● WHAT IS BEING ASKED
Drop every picture, then transcribe the remaining data exactly.

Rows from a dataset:
* * * * * * *
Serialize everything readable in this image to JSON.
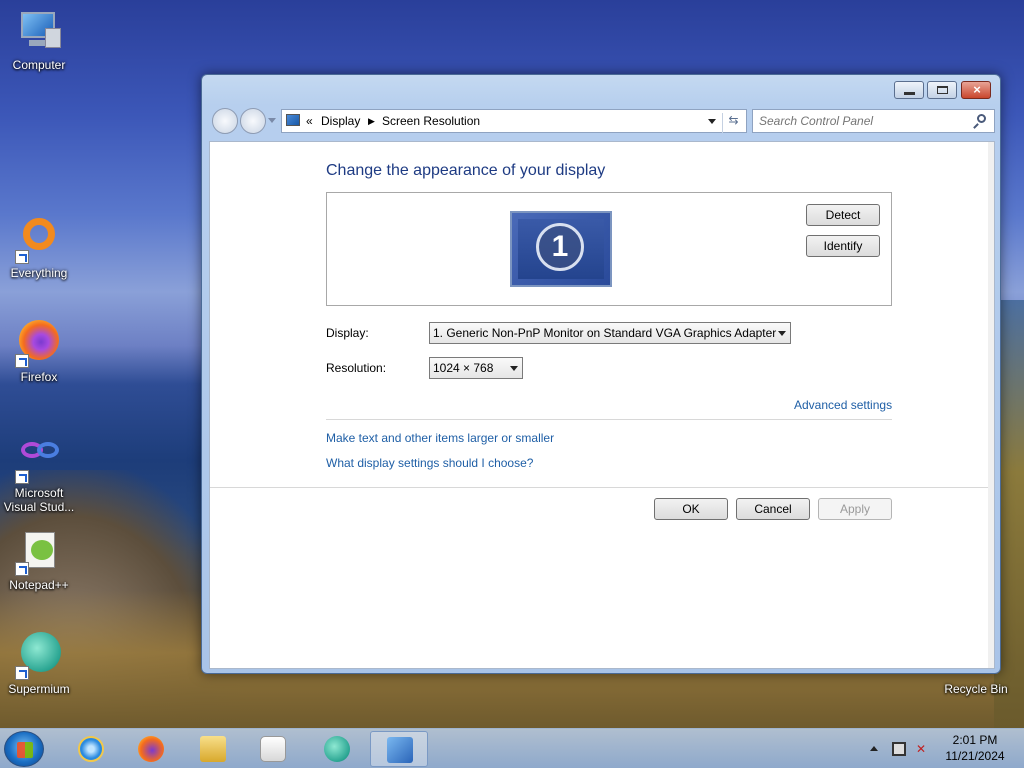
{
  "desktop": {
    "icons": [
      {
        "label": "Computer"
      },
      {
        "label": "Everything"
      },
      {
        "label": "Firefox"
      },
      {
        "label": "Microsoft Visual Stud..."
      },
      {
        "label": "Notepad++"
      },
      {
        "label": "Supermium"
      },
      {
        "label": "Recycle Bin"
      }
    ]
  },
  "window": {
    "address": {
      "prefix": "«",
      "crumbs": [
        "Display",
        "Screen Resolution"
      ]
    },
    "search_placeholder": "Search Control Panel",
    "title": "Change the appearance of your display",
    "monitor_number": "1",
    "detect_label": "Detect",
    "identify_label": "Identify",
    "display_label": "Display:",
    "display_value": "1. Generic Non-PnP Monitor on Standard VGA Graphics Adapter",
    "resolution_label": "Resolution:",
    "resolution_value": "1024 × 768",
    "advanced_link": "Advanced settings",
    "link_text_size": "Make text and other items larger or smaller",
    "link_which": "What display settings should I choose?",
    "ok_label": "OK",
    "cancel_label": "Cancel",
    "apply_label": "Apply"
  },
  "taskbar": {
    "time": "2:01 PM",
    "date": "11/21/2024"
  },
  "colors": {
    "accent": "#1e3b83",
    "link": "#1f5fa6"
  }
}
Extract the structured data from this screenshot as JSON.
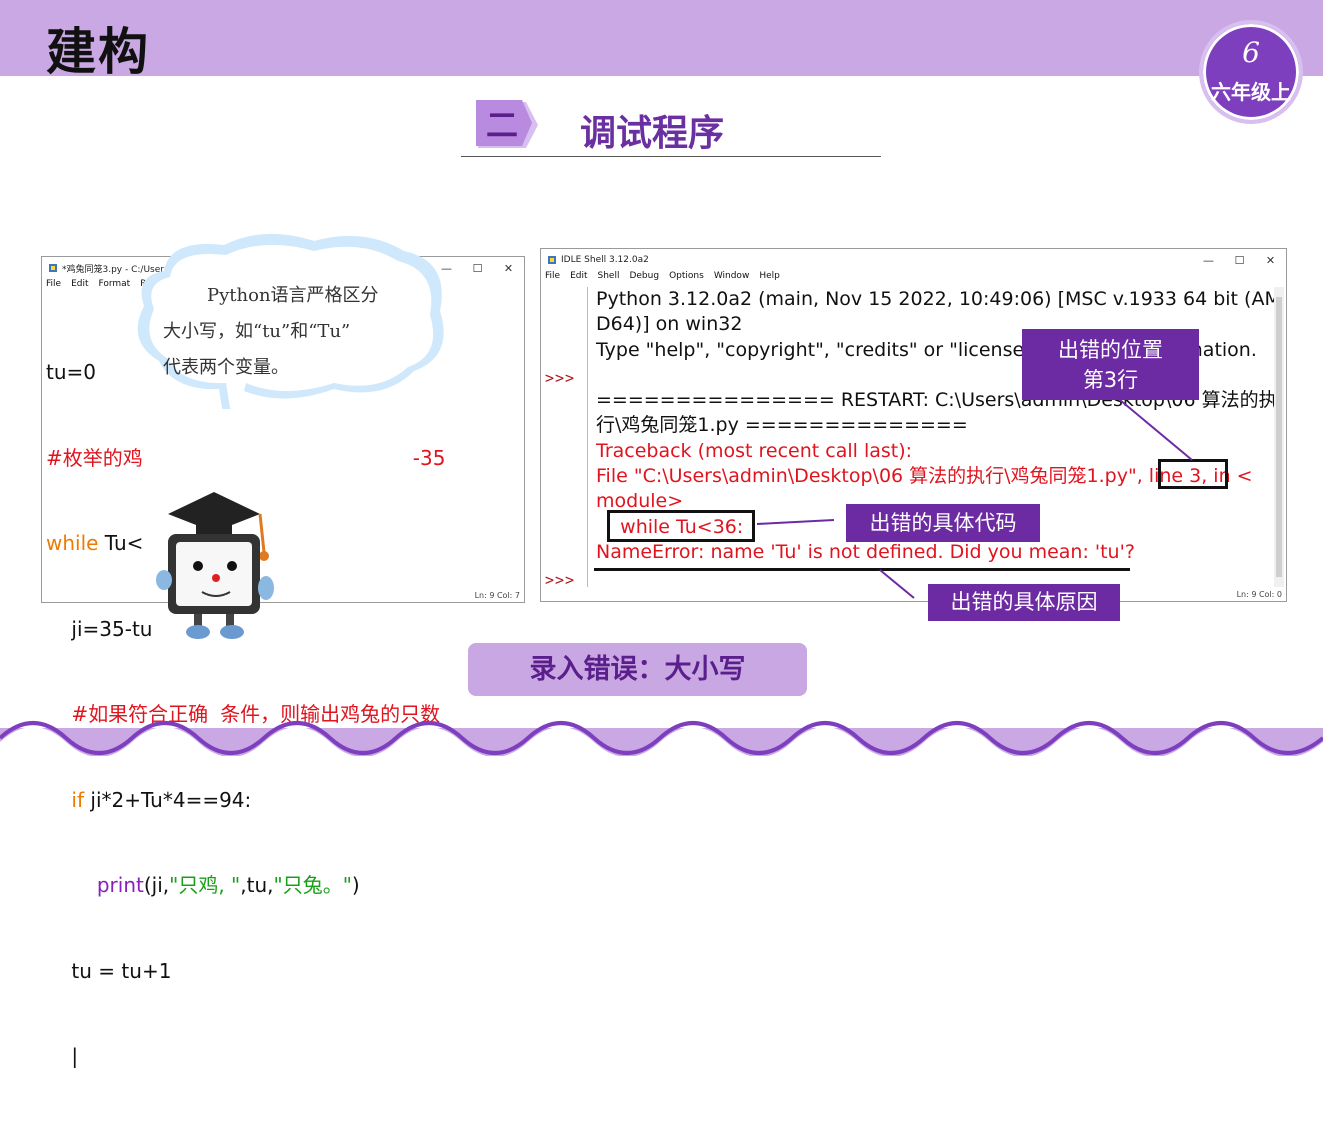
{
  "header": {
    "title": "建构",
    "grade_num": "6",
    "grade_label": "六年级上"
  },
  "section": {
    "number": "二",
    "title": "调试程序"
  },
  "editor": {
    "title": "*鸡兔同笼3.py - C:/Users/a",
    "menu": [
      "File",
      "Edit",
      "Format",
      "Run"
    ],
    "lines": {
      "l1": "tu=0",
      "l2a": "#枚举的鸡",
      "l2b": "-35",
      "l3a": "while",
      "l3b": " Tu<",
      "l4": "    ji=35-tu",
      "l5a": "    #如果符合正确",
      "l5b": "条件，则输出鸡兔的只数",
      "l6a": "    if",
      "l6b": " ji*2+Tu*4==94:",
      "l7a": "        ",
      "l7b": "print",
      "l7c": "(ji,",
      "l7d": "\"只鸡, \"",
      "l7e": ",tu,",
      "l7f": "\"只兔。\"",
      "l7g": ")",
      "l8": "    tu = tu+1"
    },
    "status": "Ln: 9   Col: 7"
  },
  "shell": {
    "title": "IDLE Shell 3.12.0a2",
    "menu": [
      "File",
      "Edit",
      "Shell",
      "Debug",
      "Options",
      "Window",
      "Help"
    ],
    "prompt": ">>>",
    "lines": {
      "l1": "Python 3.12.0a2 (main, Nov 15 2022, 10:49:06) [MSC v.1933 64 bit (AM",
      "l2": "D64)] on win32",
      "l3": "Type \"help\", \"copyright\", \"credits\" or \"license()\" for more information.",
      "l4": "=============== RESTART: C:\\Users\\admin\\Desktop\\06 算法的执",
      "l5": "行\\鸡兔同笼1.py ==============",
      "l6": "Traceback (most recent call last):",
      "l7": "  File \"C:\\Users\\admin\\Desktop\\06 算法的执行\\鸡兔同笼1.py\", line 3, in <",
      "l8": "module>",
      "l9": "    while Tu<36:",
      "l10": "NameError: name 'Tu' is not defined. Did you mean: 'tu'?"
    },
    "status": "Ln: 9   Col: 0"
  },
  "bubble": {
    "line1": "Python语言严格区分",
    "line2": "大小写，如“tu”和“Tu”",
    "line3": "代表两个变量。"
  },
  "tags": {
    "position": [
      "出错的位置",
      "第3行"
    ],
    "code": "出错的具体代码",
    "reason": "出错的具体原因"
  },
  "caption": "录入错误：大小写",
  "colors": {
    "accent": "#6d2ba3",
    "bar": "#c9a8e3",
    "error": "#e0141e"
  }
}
* * * * * * *
● WRITTEN REPLY
Serialize everything readable in this image to JSON.
{
  "desktop": {
    "icons": [
      {
        "label": "Computer"
      },
      {
        "label": "Everything"
      },
      {
        "label": "Firefox"
      },
      {
        "label": "Microsoft Visual Stud..."
      },
      {
        "label": "Notepad++"
      },
      {
        "label": "Supermium"
      },
      {
        "label": "Recycle Bin"
      }
    ]
  },
  "window": {
    "address": {
      "prefix": "«",
      "crumbs": [
        "Display",
        "Screen Resolution"
      ]
    },
    "search_placeholder": "Search Control Panel",
    "title": "Change the appearance of your display",
    "monitor_number": "1",
    "detect_label": "Detect",
    "identify_label": "Identify",
    "display_label": "Display:",
    "display_value": "1. Generic Non-PnP Monitor on Standard VGA Graphics Adapter",
    "resolution_label": "Resolution:",
    "resolution_value": "1024 × 768",
    "advanced_link": "Advanced settings",
    "link_text_size": "Make text and other items larger or smaller",
    "link_which": "What display settings should I choose?",
    "ok_label": "OK",
    "cancel_label": "Cancel",
    "apply_label": "Apply"
  },
  "taskbar": {
    "time": "2:01 PM",
    "date": "11/21/2024"
  },
  "colors": {
    "accent": "#1e3b83",
    "link": "#1f5fa6"
  }
}
Extract the structured data from this screenshot as JSON.
{
  "header": {
    "title": "建构",
    "grade_num": "6",
    "grade_label": "六年级上"
  },
  "section": {
    "number": "二",
    "title": "调试程序"
  },
  "editor": {
    "title": "*鸡兔同笼3.py - C:/Users/a",
    "menu": [
      "File",
      "Edit",
      "Format",
      "Run"
    ],
    "lines": {
      "l1": "tu=0",
      "l2a": "#枚举的鸡",
      "l2b": "-35",
      "l3a": "while",
      "l3b": " Tu<",
      "l4": "    ji=35-tu",
      "l5a": "    #如果符合正确",
      "l5b": "条件，则输出鸡兔的只数",
      "l6a": "    if",
      "l6b": " ji*2+Tu*4==94:",
      "l7a": "        ",
      "l7b": "print",
      "l7c": "(ji,",
      "l7d": "\"只鸡, \"",
      "l7e": ",tu,",
      "l7f": "\"只兔。\"",
      "l7g": ")",
      "l8": "    tu = tu+1"
    },
    "status": "Ln: 9   Col: 7"
  },
  "shell": {
    "title": "IDLE Shell 3.12.0a2",
    "menu": [
      "File",
      "Edit",
      "Shell",
      "Debug",
      "Options",
      "Window",
      "Help"
    ],
    "prompt": ">>>",
    "lines": {
      "l1": "Python 3.12.0a2 (main, Nov 15 2022, 10:49:06) [MSC v.1933 64 bit (AM",
      "l2": "D64)] on win32",
      "l3": "Type \"help\", \"copyright\", \"credits\" or \"license()\" for more information.",
      "l4": "=============== RESTART: C:\\Users\\admin\\Desktop\\06 算法的执",
      "l5": "行\\鸡兔同笼1.py ==============",
      "l6": "Traceback (most recent call last):",
      "l7": "  File \"C:\\Users\\admin\\Desktop\\06 算法的执行\\鸡兔同笼1.py\", line 3, in <",
      "l8": "module>",
      "l9": "    while Tu<36:",
      "l10": "NameError: name 'Tu' is not defined. Did you mean: 'tu'?"
    },
    "status": "Ln: 9   Col: 0"
  },
  "bubble": {
    "line1": "Python语言严格区分",
    "line2": "大小写，如“tu”和“Tu”",
    "line3": "代表两个变量。"
  },
  "tags": {
    "position": [
      "出错的位置",
      "第3行"
    ],
    "code": "出错的具体代码",
    "reason": "出错的具体原因"
  },
  "caption": "录入错误：大小写",
  "colors": {
    "accent": "#6d2ba3",
    "bar": "#c9a8e3",
    "error": "#e0141e"
  }
}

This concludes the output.